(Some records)
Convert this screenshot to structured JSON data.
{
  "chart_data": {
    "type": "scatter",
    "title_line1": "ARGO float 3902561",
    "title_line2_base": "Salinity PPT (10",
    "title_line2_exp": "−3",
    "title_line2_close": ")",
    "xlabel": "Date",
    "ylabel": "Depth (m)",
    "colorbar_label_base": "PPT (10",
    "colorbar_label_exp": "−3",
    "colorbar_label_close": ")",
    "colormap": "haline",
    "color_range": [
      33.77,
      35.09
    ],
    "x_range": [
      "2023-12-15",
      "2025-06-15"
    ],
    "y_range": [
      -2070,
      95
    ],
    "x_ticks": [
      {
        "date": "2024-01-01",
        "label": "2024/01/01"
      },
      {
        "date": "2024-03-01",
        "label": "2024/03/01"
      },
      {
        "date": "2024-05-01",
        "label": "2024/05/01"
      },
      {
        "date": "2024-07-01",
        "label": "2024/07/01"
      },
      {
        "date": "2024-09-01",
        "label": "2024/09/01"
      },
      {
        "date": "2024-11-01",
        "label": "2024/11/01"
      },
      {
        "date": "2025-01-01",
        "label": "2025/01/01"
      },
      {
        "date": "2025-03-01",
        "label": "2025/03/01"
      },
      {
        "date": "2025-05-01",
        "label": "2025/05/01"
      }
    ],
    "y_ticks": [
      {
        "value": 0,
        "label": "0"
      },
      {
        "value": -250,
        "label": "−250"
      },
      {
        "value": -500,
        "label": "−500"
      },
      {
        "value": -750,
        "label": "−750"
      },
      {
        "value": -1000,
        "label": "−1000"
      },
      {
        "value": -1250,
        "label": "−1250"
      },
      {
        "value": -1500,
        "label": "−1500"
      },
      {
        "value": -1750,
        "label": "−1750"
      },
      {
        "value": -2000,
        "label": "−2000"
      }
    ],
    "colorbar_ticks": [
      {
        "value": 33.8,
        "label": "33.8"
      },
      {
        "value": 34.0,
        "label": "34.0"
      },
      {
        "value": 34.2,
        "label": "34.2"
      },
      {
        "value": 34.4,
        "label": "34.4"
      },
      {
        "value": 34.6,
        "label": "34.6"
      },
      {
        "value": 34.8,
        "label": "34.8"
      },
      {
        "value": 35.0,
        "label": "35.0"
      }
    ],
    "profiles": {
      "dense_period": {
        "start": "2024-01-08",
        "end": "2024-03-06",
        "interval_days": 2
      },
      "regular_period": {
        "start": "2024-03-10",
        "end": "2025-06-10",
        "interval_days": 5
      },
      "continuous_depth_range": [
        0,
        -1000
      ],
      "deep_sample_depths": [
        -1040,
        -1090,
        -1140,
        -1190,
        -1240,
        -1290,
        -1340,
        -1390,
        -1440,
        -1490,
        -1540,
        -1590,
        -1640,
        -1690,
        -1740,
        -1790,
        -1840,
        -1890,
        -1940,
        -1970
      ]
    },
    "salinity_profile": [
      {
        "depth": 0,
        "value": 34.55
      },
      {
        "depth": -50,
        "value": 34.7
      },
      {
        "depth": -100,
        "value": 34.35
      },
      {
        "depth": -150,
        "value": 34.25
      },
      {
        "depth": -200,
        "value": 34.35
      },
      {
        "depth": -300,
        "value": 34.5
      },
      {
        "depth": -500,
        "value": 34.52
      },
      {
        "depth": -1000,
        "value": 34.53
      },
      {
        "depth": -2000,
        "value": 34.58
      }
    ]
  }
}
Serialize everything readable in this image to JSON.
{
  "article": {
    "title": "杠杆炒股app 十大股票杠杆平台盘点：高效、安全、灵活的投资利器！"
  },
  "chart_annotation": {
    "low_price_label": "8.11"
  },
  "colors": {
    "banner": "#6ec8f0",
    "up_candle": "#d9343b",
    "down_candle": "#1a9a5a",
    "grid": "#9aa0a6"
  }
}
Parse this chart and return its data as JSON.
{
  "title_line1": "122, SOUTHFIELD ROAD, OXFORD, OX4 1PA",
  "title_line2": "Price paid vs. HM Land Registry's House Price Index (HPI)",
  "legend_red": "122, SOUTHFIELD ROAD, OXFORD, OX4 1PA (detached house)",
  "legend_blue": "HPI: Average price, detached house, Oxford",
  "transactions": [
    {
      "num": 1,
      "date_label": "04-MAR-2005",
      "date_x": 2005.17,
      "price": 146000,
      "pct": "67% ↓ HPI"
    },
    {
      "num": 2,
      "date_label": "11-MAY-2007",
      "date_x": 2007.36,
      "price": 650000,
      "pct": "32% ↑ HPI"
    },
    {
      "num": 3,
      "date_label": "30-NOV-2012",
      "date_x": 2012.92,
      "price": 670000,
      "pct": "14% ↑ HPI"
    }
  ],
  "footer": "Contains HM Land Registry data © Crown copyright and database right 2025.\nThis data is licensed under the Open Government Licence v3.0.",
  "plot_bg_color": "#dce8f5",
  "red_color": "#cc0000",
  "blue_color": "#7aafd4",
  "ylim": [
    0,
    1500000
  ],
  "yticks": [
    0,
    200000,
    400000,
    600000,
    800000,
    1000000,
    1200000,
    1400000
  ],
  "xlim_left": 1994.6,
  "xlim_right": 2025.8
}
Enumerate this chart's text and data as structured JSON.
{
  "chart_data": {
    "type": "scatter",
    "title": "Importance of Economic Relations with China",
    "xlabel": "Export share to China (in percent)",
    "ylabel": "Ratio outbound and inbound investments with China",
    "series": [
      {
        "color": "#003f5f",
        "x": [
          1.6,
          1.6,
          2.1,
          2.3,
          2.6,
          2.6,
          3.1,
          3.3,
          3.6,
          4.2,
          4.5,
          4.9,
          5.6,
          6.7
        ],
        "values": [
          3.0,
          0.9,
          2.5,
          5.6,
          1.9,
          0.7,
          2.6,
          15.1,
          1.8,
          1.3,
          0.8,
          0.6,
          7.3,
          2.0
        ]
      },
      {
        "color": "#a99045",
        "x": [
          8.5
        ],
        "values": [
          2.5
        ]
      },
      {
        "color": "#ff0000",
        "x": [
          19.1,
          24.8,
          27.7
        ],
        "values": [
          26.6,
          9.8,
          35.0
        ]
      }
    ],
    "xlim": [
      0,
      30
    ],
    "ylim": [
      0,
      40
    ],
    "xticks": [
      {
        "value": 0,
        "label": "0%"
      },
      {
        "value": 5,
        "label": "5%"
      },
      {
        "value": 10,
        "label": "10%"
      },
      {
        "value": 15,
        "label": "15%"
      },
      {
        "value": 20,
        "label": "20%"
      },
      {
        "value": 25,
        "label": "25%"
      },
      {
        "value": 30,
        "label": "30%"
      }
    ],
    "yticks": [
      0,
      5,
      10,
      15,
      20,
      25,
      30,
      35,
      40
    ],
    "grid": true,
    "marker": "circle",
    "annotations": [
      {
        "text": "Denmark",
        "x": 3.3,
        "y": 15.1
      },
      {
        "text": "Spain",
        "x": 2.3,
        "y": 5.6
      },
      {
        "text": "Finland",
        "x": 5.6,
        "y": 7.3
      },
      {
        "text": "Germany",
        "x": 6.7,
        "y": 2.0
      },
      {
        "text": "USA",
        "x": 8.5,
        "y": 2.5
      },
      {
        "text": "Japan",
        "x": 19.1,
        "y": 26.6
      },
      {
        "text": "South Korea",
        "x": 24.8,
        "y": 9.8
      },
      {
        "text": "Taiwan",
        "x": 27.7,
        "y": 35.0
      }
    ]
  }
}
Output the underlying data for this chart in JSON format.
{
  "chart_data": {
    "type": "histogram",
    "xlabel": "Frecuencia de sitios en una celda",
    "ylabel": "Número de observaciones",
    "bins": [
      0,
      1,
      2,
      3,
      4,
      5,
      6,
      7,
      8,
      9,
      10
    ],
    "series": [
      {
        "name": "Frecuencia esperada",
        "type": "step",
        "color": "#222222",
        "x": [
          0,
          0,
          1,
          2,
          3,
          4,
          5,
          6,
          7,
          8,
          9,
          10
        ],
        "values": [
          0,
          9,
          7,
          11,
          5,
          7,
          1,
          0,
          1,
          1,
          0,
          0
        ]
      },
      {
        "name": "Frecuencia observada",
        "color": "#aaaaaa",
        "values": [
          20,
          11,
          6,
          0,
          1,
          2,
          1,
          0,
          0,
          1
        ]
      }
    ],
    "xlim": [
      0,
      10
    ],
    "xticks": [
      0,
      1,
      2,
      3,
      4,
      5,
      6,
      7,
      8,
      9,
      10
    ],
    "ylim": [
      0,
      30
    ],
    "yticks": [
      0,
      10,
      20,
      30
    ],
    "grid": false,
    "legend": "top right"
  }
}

■ **Written task**
Using the listing above, gather each line that holds the string "SOUTHFIELD" and copy it.

■ **Result**
  "title_line1": "122, SOUTHFIELD ROAD, OXFORD, OX4 1PA",
  "legend_red": "122, SOUTHFIELD ROAD, OXFORD, OX4 1PA (detached house)",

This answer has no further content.